[WHAT TO DO] Tally the lines holding the word "الدعـاء" and state the count by itself.

(Dataset records)
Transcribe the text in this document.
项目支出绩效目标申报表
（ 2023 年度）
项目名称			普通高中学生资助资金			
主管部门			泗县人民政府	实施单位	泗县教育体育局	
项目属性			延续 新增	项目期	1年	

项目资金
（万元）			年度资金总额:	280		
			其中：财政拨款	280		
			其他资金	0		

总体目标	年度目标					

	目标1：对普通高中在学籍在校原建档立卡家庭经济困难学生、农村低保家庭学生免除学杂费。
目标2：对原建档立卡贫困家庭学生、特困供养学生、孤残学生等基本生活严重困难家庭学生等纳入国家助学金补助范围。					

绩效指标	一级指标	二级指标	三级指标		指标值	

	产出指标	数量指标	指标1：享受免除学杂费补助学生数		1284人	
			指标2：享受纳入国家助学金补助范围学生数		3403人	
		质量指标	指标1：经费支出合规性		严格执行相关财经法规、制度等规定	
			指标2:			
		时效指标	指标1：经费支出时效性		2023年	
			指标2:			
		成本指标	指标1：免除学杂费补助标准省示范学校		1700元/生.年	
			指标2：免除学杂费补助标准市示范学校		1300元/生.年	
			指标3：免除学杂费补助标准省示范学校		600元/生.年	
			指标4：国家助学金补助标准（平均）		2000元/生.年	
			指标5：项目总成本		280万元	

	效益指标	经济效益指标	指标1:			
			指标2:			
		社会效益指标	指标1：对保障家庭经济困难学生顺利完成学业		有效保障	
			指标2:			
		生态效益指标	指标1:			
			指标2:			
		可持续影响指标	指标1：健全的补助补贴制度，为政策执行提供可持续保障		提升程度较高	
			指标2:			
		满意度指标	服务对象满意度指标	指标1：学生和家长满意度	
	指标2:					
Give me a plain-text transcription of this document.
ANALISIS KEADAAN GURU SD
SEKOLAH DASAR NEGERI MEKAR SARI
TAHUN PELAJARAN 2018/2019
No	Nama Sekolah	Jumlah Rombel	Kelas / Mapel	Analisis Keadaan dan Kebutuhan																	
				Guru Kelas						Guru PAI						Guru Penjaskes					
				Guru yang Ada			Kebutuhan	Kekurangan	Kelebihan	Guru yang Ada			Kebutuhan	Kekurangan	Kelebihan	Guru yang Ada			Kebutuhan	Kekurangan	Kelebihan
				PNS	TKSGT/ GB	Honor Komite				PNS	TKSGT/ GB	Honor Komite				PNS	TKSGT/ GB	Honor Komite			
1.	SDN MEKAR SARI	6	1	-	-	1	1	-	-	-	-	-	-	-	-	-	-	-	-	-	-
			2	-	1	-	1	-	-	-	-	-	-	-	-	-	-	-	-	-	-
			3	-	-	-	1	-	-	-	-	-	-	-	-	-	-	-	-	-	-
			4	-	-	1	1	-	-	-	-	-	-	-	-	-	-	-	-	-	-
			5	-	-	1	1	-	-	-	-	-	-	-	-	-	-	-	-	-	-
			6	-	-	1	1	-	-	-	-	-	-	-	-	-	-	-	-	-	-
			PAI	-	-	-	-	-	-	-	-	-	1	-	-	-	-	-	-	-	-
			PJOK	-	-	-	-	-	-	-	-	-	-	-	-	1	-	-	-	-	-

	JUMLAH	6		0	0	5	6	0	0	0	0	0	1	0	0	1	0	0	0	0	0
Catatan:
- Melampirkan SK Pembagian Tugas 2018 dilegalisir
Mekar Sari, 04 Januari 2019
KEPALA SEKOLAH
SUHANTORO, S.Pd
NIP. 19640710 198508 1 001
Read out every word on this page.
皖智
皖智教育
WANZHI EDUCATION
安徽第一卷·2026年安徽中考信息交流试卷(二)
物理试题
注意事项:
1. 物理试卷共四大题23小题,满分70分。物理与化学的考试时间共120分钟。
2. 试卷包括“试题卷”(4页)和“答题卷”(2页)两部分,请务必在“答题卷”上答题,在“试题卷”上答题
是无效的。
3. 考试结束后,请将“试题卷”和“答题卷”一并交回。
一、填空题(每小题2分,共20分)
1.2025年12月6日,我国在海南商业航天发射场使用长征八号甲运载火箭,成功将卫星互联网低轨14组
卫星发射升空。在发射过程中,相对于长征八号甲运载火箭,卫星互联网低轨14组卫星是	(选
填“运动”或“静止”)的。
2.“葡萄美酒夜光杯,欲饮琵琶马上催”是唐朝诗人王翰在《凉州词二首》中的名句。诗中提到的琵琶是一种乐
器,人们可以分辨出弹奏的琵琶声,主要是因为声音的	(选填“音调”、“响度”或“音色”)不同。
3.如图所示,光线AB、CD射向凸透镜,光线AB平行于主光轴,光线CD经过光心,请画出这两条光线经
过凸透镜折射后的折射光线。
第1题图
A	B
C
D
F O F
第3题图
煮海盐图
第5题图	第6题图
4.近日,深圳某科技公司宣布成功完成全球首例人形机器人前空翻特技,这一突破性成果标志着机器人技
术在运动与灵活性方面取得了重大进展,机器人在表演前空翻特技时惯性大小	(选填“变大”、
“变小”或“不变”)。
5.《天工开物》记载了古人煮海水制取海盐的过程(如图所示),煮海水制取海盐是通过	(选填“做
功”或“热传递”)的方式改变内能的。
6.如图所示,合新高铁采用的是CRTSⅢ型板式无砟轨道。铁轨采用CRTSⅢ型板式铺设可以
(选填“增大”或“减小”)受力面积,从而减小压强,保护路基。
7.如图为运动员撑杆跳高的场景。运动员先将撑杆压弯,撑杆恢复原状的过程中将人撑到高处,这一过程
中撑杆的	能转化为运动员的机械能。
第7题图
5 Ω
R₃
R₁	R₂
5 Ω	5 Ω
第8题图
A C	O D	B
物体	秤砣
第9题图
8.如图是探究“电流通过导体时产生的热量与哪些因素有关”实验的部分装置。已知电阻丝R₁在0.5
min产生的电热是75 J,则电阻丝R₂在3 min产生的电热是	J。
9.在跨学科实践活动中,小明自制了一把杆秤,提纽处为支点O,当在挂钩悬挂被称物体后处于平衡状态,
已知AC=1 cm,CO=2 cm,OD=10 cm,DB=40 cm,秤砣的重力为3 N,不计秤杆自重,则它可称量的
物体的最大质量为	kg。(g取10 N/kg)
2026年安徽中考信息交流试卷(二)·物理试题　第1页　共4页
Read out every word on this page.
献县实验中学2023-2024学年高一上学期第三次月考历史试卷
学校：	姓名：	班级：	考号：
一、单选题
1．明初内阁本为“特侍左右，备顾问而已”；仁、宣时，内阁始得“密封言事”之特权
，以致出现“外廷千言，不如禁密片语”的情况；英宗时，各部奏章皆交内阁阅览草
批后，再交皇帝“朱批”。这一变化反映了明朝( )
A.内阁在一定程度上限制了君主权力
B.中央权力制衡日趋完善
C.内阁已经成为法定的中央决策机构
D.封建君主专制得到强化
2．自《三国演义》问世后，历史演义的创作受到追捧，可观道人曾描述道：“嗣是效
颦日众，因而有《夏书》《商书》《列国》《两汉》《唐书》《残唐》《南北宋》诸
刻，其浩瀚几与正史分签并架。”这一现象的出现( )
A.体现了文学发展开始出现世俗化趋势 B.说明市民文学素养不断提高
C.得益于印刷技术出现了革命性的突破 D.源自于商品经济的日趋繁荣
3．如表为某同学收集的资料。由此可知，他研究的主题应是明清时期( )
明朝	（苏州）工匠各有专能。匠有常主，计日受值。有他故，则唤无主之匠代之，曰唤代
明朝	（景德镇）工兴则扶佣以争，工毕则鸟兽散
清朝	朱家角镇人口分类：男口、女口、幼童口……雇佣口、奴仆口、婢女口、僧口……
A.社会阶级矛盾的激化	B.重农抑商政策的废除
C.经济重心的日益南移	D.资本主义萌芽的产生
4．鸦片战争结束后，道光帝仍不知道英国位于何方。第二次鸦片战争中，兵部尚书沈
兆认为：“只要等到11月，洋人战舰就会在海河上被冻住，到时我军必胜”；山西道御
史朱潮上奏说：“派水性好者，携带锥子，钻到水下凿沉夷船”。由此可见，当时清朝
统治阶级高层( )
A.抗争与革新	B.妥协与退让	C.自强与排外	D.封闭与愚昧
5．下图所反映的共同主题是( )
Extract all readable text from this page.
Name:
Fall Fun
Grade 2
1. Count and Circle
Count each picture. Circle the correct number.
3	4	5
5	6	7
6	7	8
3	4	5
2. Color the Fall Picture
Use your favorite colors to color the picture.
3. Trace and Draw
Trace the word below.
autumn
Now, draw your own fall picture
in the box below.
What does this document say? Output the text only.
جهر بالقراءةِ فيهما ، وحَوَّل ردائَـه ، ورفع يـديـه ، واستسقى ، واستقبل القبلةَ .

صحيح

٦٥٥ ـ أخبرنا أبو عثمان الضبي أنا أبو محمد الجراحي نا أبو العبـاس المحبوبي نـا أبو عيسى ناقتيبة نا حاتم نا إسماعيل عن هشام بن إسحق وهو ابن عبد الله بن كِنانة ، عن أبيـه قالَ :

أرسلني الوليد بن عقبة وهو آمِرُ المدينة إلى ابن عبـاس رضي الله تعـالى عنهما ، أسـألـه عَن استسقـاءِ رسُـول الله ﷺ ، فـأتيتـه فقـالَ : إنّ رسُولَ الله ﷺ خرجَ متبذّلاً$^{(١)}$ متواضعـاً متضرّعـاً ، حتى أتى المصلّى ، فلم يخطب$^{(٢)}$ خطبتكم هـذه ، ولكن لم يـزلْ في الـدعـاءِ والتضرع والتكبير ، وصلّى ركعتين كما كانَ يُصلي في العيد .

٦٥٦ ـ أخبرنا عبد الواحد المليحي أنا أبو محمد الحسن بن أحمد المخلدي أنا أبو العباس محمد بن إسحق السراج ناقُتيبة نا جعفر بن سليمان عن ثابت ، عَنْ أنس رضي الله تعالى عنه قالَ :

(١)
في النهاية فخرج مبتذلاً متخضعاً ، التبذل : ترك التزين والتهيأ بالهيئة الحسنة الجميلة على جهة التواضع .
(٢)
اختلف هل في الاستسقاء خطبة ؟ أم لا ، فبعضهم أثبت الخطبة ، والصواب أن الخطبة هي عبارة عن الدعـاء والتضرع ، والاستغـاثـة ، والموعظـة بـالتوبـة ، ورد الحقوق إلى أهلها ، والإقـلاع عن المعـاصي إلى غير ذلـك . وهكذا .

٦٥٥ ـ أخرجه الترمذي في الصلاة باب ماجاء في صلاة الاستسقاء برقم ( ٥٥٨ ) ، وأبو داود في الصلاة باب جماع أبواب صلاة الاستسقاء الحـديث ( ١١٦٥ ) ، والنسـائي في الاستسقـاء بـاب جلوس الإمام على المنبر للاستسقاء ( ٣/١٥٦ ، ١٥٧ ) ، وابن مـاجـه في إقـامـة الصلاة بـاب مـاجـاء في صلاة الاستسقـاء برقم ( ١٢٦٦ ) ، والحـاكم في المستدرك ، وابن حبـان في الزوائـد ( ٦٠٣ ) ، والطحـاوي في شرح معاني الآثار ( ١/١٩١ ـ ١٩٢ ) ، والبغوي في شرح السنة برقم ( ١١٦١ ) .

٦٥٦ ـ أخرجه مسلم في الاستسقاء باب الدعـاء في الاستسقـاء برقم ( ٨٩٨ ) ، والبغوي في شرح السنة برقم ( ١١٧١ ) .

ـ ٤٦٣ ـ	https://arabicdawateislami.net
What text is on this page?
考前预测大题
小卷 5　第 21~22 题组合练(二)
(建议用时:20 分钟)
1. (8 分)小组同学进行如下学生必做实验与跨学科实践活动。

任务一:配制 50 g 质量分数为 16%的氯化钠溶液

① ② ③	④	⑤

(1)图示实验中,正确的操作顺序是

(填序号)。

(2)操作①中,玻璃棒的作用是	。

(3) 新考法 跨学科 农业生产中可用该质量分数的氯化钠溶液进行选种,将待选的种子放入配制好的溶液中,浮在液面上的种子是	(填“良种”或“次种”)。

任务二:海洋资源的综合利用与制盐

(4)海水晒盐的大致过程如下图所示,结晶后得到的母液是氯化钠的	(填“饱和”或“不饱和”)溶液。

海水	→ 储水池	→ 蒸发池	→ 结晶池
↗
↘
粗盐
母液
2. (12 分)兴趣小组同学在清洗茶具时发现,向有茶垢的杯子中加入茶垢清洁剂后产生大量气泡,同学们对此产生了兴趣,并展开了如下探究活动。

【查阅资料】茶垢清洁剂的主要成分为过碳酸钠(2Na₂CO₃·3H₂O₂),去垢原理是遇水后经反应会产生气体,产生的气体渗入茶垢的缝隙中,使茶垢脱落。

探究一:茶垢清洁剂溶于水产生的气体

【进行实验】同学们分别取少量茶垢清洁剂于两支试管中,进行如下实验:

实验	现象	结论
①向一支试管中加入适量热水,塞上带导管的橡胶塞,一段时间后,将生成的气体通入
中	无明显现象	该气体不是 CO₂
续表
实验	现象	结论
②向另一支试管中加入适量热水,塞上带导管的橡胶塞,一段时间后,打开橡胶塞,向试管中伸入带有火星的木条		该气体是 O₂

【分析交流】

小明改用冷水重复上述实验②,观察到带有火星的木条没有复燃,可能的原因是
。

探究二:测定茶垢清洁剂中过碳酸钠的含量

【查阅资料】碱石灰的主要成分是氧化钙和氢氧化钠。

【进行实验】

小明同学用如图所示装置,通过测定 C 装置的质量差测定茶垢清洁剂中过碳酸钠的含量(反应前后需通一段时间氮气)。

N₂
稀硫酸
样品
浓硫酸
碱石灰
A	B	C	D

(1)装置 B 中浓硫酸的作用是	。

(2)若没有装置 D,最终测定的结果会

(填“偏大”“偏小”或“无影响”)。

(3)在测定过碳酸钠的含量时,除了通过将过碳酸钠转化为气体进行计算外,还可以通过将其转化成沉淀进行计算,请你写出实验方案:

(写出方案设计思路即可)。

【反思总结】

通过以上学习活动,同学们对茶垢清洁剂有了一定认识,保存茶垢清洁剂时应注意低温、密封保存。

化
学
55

[RESULT OF THIS TASK] 2